_Task brief_.
In this exercise, reproduce all the entries that follow exactly.

>>>>>

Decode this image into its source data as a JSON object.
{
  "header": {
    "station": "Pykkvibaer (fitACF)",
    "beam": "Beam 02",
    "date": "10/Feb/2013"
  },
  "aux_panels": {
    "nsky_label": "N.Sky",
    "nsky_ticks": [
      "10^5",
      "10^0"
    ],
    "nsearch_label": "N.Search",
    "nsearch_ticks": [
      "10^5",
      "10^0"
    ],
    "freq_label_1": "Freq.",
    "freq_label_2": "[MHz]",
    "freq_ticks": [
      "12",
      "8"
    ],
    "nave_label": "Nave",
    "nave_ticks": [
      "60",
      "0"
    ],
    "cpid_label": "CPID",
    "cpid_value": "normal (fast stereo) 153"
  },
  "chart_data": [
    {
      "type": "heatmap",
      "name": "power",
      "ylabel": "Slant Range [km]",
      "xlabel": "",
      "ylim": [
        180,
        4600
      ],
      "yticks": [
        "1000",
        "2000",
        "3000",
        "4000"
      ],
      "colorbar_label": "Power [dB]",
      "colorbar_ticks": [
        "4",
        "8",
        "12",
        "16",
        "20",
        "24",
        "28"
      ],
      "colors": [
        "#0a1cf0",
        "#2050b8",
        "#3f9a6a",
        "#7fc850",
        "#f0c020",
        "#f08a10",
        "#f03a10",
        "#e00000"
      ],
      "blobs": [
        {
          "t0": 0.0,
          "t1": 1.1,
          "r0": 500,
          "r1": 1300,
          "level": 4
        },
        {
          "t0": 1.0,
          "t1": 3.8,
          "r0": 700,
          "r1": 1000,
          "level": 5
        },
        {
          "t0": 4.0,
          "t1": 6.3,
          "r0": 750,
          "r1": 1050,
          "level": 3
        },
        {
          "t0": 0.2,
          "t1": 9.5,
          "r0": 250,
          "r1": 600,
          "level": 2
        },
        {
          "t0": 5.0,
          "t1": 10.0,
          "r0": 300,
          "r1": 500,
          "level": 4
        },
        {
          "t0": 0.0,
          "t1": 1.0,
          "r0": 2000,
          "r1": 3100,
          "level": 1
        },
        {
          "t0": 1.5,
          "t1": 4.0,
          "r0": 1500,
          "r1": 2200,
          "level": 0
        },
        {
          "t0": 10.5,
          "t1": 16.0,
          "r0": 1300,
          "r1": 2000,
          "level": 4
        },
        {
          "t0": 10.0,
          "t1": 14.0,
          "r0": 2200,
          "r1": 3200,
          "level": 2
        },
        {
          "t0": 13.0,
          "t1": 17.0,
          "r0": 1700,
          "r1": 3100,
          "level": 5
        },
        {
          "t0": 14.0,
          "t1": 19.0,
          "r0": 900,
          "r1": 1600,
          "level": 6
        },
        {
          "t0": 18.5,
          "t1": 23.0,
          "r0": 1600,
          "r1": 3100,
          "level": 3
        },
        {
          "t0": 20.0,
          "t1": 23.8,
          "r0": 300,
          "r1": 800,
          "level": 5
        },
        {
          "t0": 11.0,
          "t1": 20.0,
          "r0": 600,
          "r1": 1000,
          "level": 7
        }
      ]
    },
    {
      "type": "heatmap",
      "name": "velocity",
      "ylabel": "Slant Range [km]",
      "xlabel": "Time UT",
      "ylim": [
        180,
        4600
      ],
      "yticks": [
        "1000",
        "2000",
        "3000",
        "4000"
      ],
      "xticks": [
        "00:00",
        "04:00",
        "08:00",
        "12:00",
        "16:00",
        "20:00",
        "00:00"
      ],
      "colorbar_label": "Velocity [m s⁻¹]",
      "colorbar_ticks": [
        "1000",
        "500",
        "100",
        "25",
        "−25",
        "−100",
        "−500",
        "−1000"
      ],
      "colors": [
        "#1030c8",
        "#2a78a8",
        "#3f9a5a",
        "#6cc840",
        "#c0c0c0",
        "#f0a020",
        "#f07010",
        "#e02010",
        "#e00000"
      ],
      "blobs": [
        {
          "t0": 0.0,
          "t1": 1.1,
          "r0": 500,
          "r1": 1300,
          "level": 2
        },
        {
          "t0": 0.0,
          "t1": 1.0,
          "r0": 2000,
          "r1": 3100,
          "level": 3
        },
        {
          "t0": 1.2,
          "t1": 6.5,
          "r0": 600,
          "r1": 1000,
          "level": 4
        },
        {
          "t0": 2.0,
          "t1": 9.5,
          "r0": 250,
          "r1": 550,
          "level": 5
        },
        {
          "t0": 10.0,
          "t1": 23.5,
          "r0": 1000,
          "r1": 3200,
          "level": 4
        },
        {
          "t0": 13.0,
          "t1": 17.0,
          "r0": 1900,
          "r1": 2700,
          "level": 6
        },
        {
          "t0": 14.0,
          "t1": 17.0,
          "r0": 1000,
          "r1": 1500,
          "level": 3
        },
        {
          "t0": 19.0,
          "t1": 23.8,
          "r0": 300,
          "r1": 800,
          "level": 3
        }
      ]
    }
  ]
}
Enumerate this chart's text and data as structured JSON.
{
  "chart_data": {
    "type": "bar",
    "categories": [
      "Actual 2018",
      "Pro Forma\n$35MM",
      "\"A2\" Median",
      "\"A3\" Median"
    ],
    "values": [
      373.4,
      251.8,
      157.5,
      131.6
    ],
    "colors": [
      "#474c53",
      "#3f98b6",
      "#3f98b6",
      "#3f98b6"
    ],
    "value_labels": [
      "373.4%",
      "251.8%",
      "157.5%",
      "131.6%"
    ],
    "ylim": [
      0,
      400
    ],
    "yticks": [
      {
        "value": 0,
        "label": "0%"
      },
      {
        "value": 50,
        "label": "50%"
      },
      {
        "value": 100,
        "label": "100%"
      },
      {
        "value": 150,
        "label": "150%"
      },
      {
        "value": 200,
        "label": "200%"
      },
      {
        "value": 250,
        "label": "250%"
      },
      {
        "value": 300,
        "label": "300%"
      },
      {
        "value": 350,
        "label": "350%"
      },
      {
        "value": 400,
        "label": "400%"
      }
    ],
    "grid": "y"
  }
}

<<<<<

_Solution to the exercise_.
Decode this image into its source data as a JSON object.
{
  "header": {
    "station": "Pykkvibaer (fitACF)",
    "beam": "Beam 02",
    "date": "10/Feb/2013"
  },
  "aux_panels": {
    "nsky_label": "N.Sky",
    "nsky_ticks": [
      "10^5",
      "10^0"
    ],
    "nsearch_label": "N.Search",
    "nsearch_ticks": [
      "10^5",
      "10^0"
    ],
    "freq_label_1": "Freq.",
    "freq_label_2": "[MHz]",
    "freq_ticks": [
      "12",
      "8"
    ],
    "nave_label": "Nave",
    "nave_ticks": [
      "60",
      "0"
    ],
    "cpid_label": "CPID",
    "cpid_value": "normal (fast stereo) 153"
  },
  "chart_data": [
    {
      "type": "heatmap",
      "name": "power",
      "ylabel": "Slant Range [km]",
      "xlabel": "",
      "ylim": [
        180,
        4600
      ],
      "yticks": [
        "1000",
        "2000",
        "3000",
        "4000"
      ],
      "colorbar_label": "Power [dB]",
      "colorbar_ticks": [
        "4",
        "8",
        "12",
        "16",
        "20",
        "24",
        "28"
      ],
      "colors": [
        "#0a1cf0",
        "#2050b8",
        "#3f9a6a",
        "#7fc850",
        "#f0c020",
        "#f08a10",
        "#f03a10",
        "#e00000"
      ],
      "blobs": [
        {
          "t0": 0.0,
          "t1": 1.1,
          "r0": 500,
          "r1": 1300,
          "level": 4
        },
        {
          "t0": 1.0,
          "t1": 3.8,
          "r0": 700,
          "r1": 1000,
          "level": 5
        },
        {
          "t0": 4.0,
          "t1": 6.3,
          "r0": 750,
          "r1": 1050,
          "level": 3
        },
        {
          "t0": 0.2,
          "t1": 9.5,
          "r0": 250,
          "r1": 600,
          "level": 2
        },
        {
          "t0": 5.0,
          "t1": 10.0,
          "r0": 300,
          "r1": 500,
          "level": 4
        },
        {
          "t0": 0.0,
          "t1": 1.0,
          "r0": 2000,
          "r1": 3100,
          "level": 1
        },
        {
          "t0": 1.5,
          "t1": 4.0,
          "r0": 1500,
          "r1": 2200,
          "level": 0
        },
        {
          "t0": 10.5,
          "t1": 16.0,
          "r0": 1300,
          "r1": 2000,
          "level": 4
        },
        {
          "t0": 10.0,
          "t1": 14.0,
          "r0": 2200,
          "r1": 3200,
          "level": 2
        },
        {
          "t0": 13.0,
          "t1": 17.0,
          "r0": 1700,
          "r1": 3100,
          "level": 5
        },
        {
          "t0": 14.0,
          "t1": 19.0,
          "r0": 900,
          "r1": 1600,
          "level": 6
        },
        {
          "t0": 18.5,
          "t1": 23.0,
          "r0": 1600,
          "r1": 3100,
          "level": 3
        },
        {
          "t0": 20.0,
          "t1": 23.8,
          "r0": 300,
          "r1": 800,
          "level": 5
        },
        {
          "t0": 11.0,
          "t1": 20.0,
          "r0": 600,
          "r1": 1000,
          "level": 7
        }
      ]
    },
    {
      "type": "heatmap",
      "name": "velocity",
      "ylabel": "Slant Range [km]",
      "xlabel": "Time UT",
      "ylim": [
        180,
        4600
      ],
      "yticks": [
        "1000",
        "2000",
        "3000",
        "4000"
      ],
      "xticks": [
        "00:00",
        "04:00",
        "08:00",
        "12:00",
        "16:00",
        "20:00",
        "00:00"
      ],
      "colorbar_label": "Velocity [m s⁻¹]",
      "colorbar_ticks": [
        "1000",
        "500",
        "100",
        "25",
        "−25",
        "−100",
        "−500",
        "−1000"
      ],
      "colors": [
        "#1030c8",
        "#2a78a8",
        "#3f9a5a",
        "#6cc840",
        "#c0c0c0",
        "#f0a020",
        "#f07010",
        "#e02010",
        "#e00000"
      ],
      "blobs": [
        {
          "t0": 0.0,
          "t1": 1.1,
          "r0": 500,
          "r1": 1300,
          "level": 2
        },
        {
          "t0": 0.0,
          "t1": 1.0,
          "r0": 2000,
          "r1": 3100,
          "level": 3
        },
        {
          "t0": 1.2,
          "t1": 6.5,
          "r0": 600,
          "r1": 1000,
          "level": 4
        },
        {
          "t0": 2.0,
          "t1": 9.5,
          "r0": 250,
          "r1": 550,
          "level": 5
        },
        {
          "t0": 10.0,
          "t1": 23.5,
          "r0": 1000,
          "r1": 3200,
          "level": 4
        },
        {
          "t0": 13.0,
          "t1": 17.0,
          "r0": 1900,
          "r1": 2700,
          "level": 6
        },
        {
          "t0": 14.0,
          "t1": 17.0,
          "r0": 1000,
          "r1": 1500,
          "level": 3
        },
        {
          "t0": 19.0,
          "t1": 23.8,
          "r0": 300,
          "r1": 800,
          "level": 3
        }
      ]
    }
  ]
}
Enumerate this chart's text and data as structured JSON.
{
  "chart_data": {
    "type": "bar",
    "categories": [
      "Actual 2018",
      "Pro Forma\n$35MM",
      "\"A2\" Median",
      "\"A3\" Median"
    ],
    "values": [
      373.4,
      251.8,
      157.5,
      131.6
    ],
    "colors": [
      "#474c53",
      "#3f98b6",
      "#3f98b6",
      "#3f98b6"
    ],
    "value_labels": [
      "373.4%",
      "251.8%",
      "157.5%",
      "131.6%"
    ],
    "ylim": [
      0,
      400
    ],
    "yticks": [
      {
        "value": 0,
        "label": "0%"
      },
      {
        "value": 50,
        "label": "50%"
      },
      {
        "value": 100,
        "label": "100%"
      },
      {
        "value": 150,
        "label": "150%"
      },
      {
        "value": 200,
        "label": "200%"
      },
      {
        "value": 250,
        "label": "250%"
      },
      {
        "value": 300,
        "label": "300%"
      },
      {
        "value": 350,
        "label": "350%"
      },
      {
        "value": 400,
        "label": "400%"
      }
    ],
    "grid": "y"
  }
}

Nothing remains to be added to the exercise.